§ **The task**: Give back the whole listing exactly as shown.

(Data listing)
-- Begin --
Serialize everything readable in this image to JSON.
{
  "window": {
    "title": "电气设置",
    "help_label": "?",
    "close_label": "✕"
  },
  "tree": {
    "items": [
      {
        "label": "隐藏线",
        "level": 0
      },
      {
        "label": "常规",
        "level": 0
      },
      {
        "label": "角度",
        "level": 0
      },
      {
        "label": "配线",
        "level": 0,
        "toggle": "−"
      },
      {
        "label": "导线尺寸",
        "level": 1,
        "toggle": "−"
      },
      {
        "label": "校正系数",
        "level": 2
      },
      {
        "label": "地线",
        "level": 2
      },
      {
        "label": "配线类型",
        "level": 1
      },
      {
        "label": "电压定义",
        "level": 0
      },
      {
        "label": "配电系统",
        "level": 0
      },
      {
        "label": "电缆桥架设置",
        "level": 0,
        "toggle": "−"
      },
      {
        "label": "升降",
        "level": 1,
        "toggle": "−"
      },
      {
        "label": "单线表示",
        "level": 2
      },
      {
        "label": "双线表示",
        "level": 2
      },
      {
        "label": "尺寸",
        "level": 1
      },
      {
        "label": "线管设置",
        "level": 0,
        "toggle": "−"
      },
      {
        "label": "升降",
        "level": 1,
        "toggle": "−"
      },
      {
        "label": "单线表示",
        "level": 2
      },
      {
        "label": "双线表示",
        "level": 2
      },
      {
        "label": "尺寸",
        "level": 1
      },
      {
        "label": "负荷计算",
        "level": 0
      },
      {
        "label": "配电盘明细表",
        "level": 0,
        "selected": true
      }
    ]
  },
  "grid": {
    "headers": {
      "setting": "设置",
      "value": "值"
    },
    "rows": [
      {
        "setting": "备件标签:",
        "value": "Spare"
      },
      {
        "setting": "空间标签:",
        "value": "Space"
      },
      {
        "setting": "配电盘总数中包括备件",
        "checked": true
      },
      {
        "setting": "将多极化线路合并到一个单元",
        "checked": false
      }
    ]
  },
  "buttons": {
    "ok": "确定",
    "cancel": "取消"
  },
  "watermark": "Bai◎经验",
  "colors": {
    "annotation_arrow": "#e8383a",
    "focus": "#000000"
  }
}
-- End --
§ **Solution**:
Serialize everything readable in this image to JSON.
{
  "window": {
    "title": "电气设置",
    "help_label": "?",
    "close_label": "✕"
  },
  "tree": {
    "items": [
      {
        "label": "隐藏线",
        "level": 0
      },
      {
        "label": "常规",
        "level": 0
      },
      {
        "label": "角度",
        "level": 0
      },
      {
        "label": "配线",
        "level": 0,
        "toggle": "−"
      },
      {
        "label": "导线尺寸",
        "level": 1,
        "toggle": "−"
      },
      {
        "label": "校正系数",
        "level": 2
      },
      {
        "label": "地线",
        "level": 2
      },
      {
        "label": "配线类型",
        "level": 1
      },
      {
        "label": "电压定义",
        "level": 0
      },
      {
        "label": "配电系统",
        "level": 0
      },
      {
        "label": "电缆桥架设置",
        "level": 0,
        "toggle": "−"
      },
      {
        "label": "升降",
        "level": 1,
        "toggle": "−"
      },
      {
        "label": "单线表示",
        "level": 2
      },
      {
        "label": "双线表示",
        "level": 2
      },
      {
        "label": "尺寸",
        "level": 1
      },
      {
        "label": "线管设置",
        "level": 0,
        "toggle": "−"
      },
      {
        "label": "升降",
        "level": 1,
        "toggle": "−"
      },
      {
        "label": "单线表示",
        "level": 2
      },
      {
        "label": "双线表示",
        "level": 2
      },
      {
        "label": "尺寸",
        "level": 1
      },
      {
        "label": "负荷计算",
        "level": 0
      },
      {
        "label": "配电盘明细表",
        "level": 0,
        "selected": true
      }
    ]
  },
  "grid": {
    "headers": {
      "setting": "设置",
      "value": "值"
    },
    "rows": [
      {
        "setting": "备件标签:",
        "value": "Spare"
      },
      {
        "setting": "空间标签:",
        "value": "Space"
      },
      {
        "setting": "配电盘总数中包括备件",
        "checked": true
      },
      {
        "setting": "将多极化线路合并到一个单元",
        "checked": false
      }
    ]
  },
  "buttons": {
    "ok": "确定",
    "cancel": "取消"
  },
  "watermark": "Bai◎经验",
  "colors": {
    "annotation_arrow": "#e8383a",
    "focus": "#000000"
  }
}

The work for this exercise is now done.